Desmoplastic small round cell tumor (DSRCTs) is rare and aggressive malignant neoplasms, characterized by proliferation of small round tumor cells and abundant desmoplastic stroma. Multiphenotypic differentiation is observed by immunohistochemistry.[4,7] The diagnosis is usually made in the disease’s final stages when multiple metastases impose. The most typical presentation is as a large mass in the abdomen or pelvis, commonly accompanied by peritoneal metastases.[3,6] Numerous other locations have been reported, including the ethmoid sinus, parotid gland, soft tissue, scrotum, and various visceral organs such as the liver, pancreas, and the central nervous system among others.[1,8,9,14,15]

The immunohistochemical profile of DSRCT is specific and shows expression of proteins associated with epithelial, muscular, and neural differentiation. On the other hand, employing immunohistochemistry for the diagnosis of malignant peripheral nerve sheath tumor (MPNST) remains very limited. It must be noted that DSRCT has a specific profile, quite different from MPNST.[4,7]

To date, only two cases of DSRCT arising from the brachial plexus (BP) have been described, one each by Mathys et al.[10] and Miwa et al.[13] In this paper, we add a third case. However, we consider this case of a female patient unique, as the neoplasm displayed aggressive progression. The patient was successfully treated with multimodal treatment (MMT) and she is still alive and doing well almost 5 years postdiagnosis.

CASE DESCRIPTION

A 42-year-old woman was referred to our service with an intensely painful, progressively growing mass in her left armpit. This lesion had been noted for about 5 months, compromising her routine activities and sleeping. Worsening muscular weakness was also observed. An open biopsy of the mass had been undertaken elsewhere 3 months earlier, yielding inconclusive results. After that procedure, the patient’s pain intensified dramatically, followed by deterioration in motor strength over the next 3 months. She rated her pain as 9 on a 10-point visual analog scale (VAS).[11] There was no relief with analgesics.

General clinical examination was normal, including breast examination. On palpation, the mass in the medial region of the upper arm and axilla was extremely tender and firmly fixed to surrounding tissue. Marked lymphedema of the whole limb was observed.

On neurological examination, a positive Tinel’s sign was present, radiating toward the left hand. Profound BP palsy was observed, involving multiple nerves and including weakness in key muscle groups. This was graded as M0 arm abduction, M1 elbow flexion, M2 wrist extension, M2 finger extension, and M0 intrinsic musculature strength, as per the British Medical Research Council muscle strength rating scale.[12] Sensory examination was characterized by almost complete hand anesthesia of the median nerve’s corresponding area.

**Data for review**
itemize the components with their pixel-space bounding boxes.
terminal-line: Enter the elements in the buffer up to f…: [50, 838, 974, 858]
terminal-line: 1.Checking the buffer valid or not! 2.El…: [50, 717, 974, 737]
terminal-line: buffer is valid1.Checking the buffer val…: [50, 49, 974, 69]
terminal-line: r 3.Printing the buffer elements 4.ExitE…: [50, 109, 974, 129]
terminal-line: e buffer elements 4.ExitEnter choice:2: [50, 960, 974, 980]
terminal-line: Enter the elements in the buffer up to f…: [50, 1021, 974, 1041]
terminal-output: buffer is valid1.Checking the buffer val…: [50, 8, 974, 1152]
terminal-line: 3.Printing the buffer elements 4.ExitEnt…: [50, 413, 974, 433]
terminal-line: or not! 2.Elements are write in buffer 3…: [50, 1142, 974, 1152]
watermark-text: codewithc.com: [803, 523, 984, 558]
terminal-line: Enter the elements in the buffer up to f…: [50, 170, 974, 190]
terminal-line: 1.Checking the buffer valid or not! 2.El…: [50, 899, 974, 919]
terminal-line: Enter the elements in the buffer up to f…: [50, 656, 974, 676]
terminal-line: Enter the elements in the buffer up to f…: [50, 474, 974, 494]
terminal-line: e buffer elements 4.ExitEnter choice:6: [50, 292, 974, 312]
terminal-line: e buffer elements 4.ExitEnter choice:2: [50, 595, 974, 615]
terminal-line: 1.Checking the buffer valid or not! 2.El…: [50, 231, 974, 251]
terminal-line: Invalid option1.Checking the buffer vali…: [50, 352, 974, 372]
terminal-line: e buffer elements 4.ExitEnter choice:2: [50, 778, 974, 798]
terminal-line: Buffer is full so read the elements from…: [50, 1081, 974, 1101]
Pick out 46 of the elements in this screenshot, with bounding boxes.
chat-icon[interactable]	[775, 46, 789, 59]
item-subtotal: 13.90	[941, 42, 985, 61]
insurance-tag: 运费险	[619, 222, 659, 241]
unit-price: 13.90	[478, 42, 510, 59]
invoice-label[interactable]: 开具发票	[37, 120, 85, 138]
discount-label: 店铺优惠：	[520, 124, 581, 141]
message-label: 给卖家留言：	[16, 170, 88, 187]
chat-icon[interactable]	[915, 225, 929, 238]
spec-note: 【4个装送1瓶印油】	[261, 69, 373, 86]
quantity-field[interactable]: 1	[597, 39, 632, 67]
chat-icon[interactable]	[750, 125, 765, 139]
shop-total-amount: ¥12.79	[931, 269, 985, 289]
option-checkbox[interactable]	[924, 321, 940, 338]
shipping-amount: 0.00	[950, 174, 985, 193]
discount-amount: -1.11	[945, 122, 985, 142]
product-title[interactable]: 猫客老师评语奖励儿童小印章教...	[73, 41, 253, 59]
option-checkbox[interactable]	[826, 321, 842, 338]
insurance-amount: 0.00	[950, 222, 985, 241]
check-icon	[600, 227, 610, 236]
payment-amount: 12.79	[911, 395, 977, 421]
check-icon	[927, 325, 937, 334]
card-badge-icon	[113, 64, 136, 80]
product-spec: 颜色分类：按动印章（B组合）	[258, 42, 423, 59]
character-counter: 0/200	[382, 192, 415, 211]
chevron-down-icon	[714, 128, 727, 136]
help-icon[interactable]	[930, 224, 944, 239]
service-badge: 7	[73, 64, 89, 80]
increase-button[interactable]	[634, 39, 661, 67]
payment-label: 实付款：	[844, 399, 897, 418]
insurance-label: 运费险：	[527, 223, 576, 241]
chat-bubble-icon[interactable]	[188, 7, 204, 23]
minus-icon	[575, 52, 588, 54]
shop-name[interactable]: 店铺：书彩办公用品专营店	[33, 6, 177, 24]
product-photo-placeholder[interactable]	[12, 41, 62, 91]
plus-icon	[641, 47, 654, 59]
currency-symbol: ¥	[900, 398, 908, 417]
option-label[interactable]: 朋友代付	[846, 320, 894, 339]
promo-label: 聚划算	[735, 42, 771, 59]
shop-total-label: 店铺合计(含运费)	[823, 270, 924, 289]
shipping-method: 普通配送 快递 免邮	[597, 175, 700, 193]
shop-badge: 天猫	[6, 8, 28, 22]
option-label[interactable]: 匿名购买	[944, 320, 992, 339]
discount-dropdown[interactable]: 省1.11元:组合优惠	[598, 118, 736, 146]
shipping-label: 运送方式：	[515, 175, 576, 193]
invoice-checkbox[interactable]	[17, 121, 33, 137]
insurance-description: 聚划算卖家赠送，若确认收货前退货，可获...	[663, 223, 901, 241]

**Goal of the exercise**
Rewrite the part of the tumor case report that starts at "To date, only" and ends after "5 years postdiagnosis.", using "combined-modality therapy" in place of "multimodal treatment".

**Task solution**
To date, only two cases of DSRCT arising from the brachial plexus (BP) have been described, one each by Mathys et al.[10] and Miwa et al.[13] In this paper, we add a third case. However, we consider this case of a female patient unique, as the neoplasm displayed aggressive progression. The patient was successfully treated with combined-modality therapy (MMT) and she is still alive and doing well almost 5 years postdiagnosis.